What you have to do: Below is a listing to write out in full, exactly as given, without its pictures.

The input:
----------------

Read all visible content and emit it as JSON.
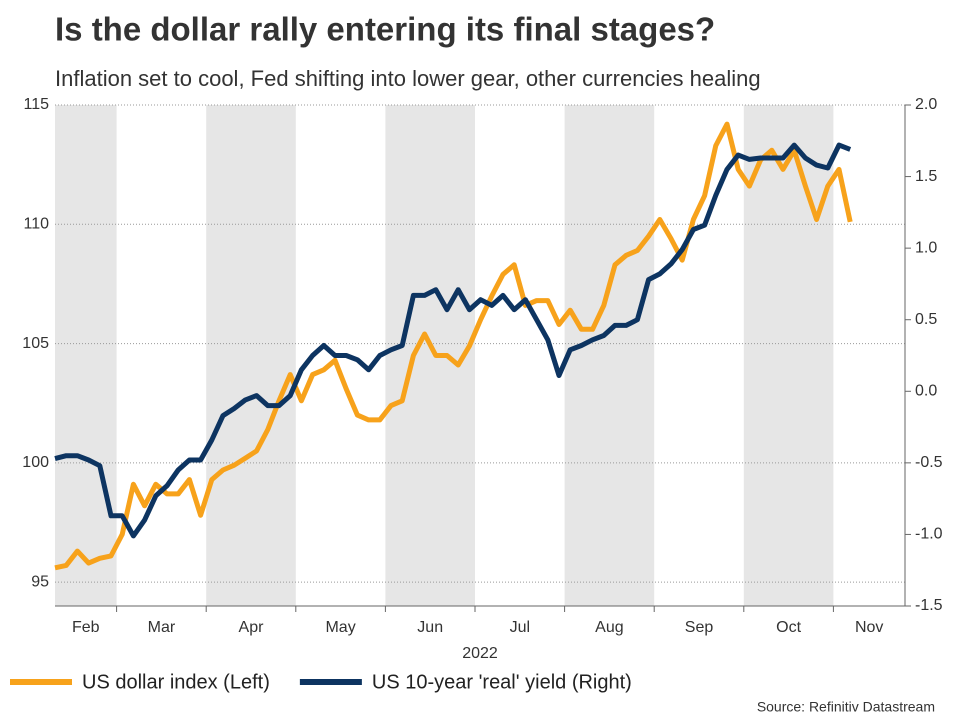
{
  "chart_data": {
    "type": "line",
    "title": "Is the dollar rally entering its final stages?",
    "subtitle": "Inflation set to cool, Fed shifting into lower gear, other currencies healing",
    "x_label": "2022",
    "source": "Source: Refinitiv Datastream",
    "band_color": "#e6e6e6",
    "grid": true,
    "categories": [
      "Feb",
      "Feb",
      "Feb",
      "Feb",
      "Feb",
      "Feb",
      "Mar",
      "Mar",
      "Mar",
      "Mar",
      "Mar",
      "Mar",
      "Mar",
      "Mar",
      "Apr",
      "Apr",
      "Apr",
      "Apr",
      "Apr",
      "Apr",
      "Apr",
      "Apr",
      "May",
      "May",
      "May",
      "May",
      "May",
      "May",
      "May",
      "May",
      "Jun",
      "Jun",
      "Jun",
      "Jun",
      "Jun",
      "Jun",
      "Jun",
      "Jun",
      "Jul",
      "Jul",
      "Jul",
      "Jul",
      "Jul",
      "Jul",
      "Jul",
      "Jul",
      "Aug",
      "Aug",
      "Aug",
      "Aug",
      "Aug",
      "Aug",
      "Aug",
      "Aug",
      "Sep",
      "Sep",
      "Sep",
      "Sep",
      "Sep",
      "Sep",
      "Sep",
      "Sep",
      "Oct",
      "Oct",
      "Oct",
      "Oct",
      "Oct",
      "Oct",
      "Oct",
      "Oct",
      "Nov",
      "Nov"
    ],
    "series": [
      {
        "name": "US dollar index (Left)",
        "color": "#f7a21b",
        "axis": "y",
        "values": [
          95.6,
          95.7,
          96.3,
          95.8,
          96.0,
          96.1,
          97.0,
          99.1,
          98.2,
          99.1,
          98.7,
          98.7,
          99.3,
          97.8,
          99.3,
          99.7,
          99.9,
          100.2,
          100.5,
          101.4,
          102.6,
          103.7,
          102.6,
          103.7,
          103.9,
          104.3,
          103.1,
          102.0,
          101.8,
          101.8,
          102.4,
          102.6,
          104.5,
          105.4,
          104.5,
          104.5,
          104.1,
          104.9,
          106.0,
          107.0,
          107.9,
          108.3,
          106.6,
          106.8,
          106.8,
          105.8,
          106.4,
          105.6,
          105.6,
          106.6,
          108.3,
          108.7,
          108.9,
          109.5,
          110.2,
          109.4,
          108.5,
          110.2,
          111.2,
          113.3,
          114.2,
          112.3,
          111.6,
          112.7,
          113.1,
          112.3,
          113.1,
          111.6,
          110.2,
          111.6,
          112.3,
          110.1
        ]
      },
      {
        "name": "US 10-year 'real' yield (Right)",
        "color": "#0d3461",
        "axis": "y2",
        "values": [
          -0.47,
          -0.45,
          -0.45,
          -0.48,
          -0.52,
          -0.87,
          -0.87,
          -1.01,
          -0.9,
          -0.73,
          -0.66,
          -0.55,
          -0.48,
          -0.48,
          -0.34,
          -0.17,
          -0.12,
          -0.06,
          -0.03,
          -0.1,
          -0.1,
          -0.03,
          0.15,
          0.25,
          0.32,
          0.25,
          0.25,
          0.22,
          0.15,
          0.25,
          0.29,
          0.32,
          0.67,
          0.67,
          0.71,
          0.57,
          0.71,
          0.57,
          0.64,
          0.6,
          0.67,
          0.57,
          0.64,
          0.5,
          0.36,
          0.11,
          0.29,
          0.32,
          0.36,
          0.39,
          0.46,
          0.46,
          0.5,
          0.78,
          0.82,
          0.89,
          0.99,
          1.13,
          1.16,
          1.37,
          1.55,
          1.65,
          1.62,
          1.63,
          1.63,
          1.63,
          1.72,
          1.63,
          1.58,
          1.56,
          1.72,
          1.69
        ]
      }
    ],
    "ylim": [
      94,
      115
    ],
    "yticks": [
      95,
      100,
      105,
      110,
      115
    ],
    "y2lim": [
      -1.5,
      2.0
    ],
    "y2ticks": [
      {
        "value": 2.0,
        "label": "2.0"
      },
      1.5,
      {
        "value": 1.0,
        "label": "1.0"
      },
      0.5,
      {
        "value": 0.0,
        "label": "0.0"
      },
      -0.5,
      {
        "value": -1.0,
        "label": "-1.0"
      },
      -1.5
    ]
  }
}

----------------

Reply to the task:
Read all visible content and emit it as JSON.
{
  "chart_data": {
    "type": "line",
    "title": "Is the dollar rally entering its final stages?",
    "subtitle": "Inflation set to cool, Fed shifting into lower gear, other currencies healing",
    "x_label": "2022",
    "source": "Source: Refinitiv Datastream",
    "band_color": "#e6e6e6",
    "grid": true,
    "categories": [
      "Feb",
      "Feb",
      "Feb",
      "Feb",
      "Feb",
      "Feb",
      "Mar",
      "Mar",
      "Mar",
      "Mar",
      "Mar",
      "Mar",
      "Mar",
      "Mar",
      "Apr",
      "Apr",
      "Apr",
      "Apr",
      "Apr",
      "Apr",
      "Apr",
      "Apr",
      "May",
      "May",
      "May",
      "May",
      "May",
      "May",
      "May",
      "May",
      "Jun",
      "Jun",
      "Jun",
      "Jun",
      "Jun",
      "Jun",
      "Jun",
      "Jun",
      "Jul",
      "Jul",
      "Jul",
      "Jul",
      "Jul",
      "Jul",
      "Jul",
      "Jul",
      "Aug",
      "Aug",
      "Aug",
      "Aug",
      "Aug",
      "Aug",
      "Aug",
      "Aug",
      "Sep",
      "Sep",
      "Sep",
      "Sep",
      "Sep",
      "Sep",
      "Sep",
      "Sep",
      "Oct",
      "Oct",
      "Oct",
      "Oct",
      "Oct",
      "Oct",
      "Oct",
      "Oct",
      "Nov",
      "Nov"
    ],
    "series": [
      {
        "name": "US dollar index (Left)",
        "color": "#f7a21b",
        "axis": "y",
        "values": [
          95.6,
          95.7,
          96.3,
          95.8,
          96.0,
          96.1,
          97.0,
          99.1,
          98.2,
          99.1,
          98.7,
          98.7,
          99.3,
          97.8,
          99.3,
          99.7,
          99.9,
          100.2,
          100.5,
          101.4,
          102.6,
          103.7,
          102.6,
          103.7,
          103.9,
          104.3,
          103.1,
          102.0,
          101.8,
          101.8,
          102.4,
          102.6,
          104.5,
          105.4,
          104.5,
          104.5,
          104.1,
          104.9,
          106.0,
          107.0,
          107.9,
          108.3,
          106.6,
          106.8,
          106.8,
          105.8,
          106.4,
          105.6,
          105.6,
          106.6,
          108.3,
          108.7,
          108.9,
          109.5,
          110.2,
          109.4,
          108.5,
          110.2,
          111.2,
          113.3,
          114.2,
          112.3,
          111.6,
          112.7,
          113.1,
          112.3,
          113.1,
          111.6,
          110.2,
          111.6,
          112.3,
          110.1
        ]
      },
      {
        "name": "US 10-year 'real' yield (Right)",
        "color": "#0d3461",
        "axis": "y2",
        "values": [
          -0.47,
          -0.45,
          -0.45,
          -0.48,
          -0.52,
          -0.87,
          -0.87,
          -1.01,
          -0.9,
          -0.73,
          -0.66,
          -0.55,
          -0.48,
          -0.48,
          -0.34,
          -0.17,
          -0.12,
          -0.06,
          -0.03,
          -0.1,
          -0.1,
          -0.03,
          0.15,
          0.25,
          0.32,
          0.25,
          0.25,
          0.22,
          0.15,
          0.25,
          0.29,
          0.32,
          0.67,
          0.67,
          0.71,
          0.57,
          0.71,
          0.57,
          0.64,
          0.6,
          0.67,
          0.57,
          0.64,
          0.5,
          0.36,
          0.11,
          0.29,
          0.32,
          0.36,
          0.39,
          0.46,
          0.46,
          0.5,
          0.78,
          0.82,
          0.89,
          0.99,
          1.13,
          1.16,
          1.37,
          1.55,
          1.65,
          1.62,
          1.63,
          1.63,
          1.63,
          1.72,
          1.63,
          1.58,
          1.56,
          1.72,
          1.69
        ]
      }
    ],
    "ylim": [
      94,
      115
    ],
    "yticks": [
      95,
      100,
      105,
      110,
      115
    ],
    "y2lim": [
      -1.5,
      2.0
    ],
    "y2ticks": [
      {
        "value": 2.0,
        "label": "2.0"
      },
      1.5,
      {
        "value": 1.0,
        "label": "1.0"
      },
      0.5,
      {
        "value": 0.0,
        "label": "0.0"
      },
      -0.5,
      {
        "value": -1.0,
        "label": "-1.0"
      },
      -1.5
    ]
  }
}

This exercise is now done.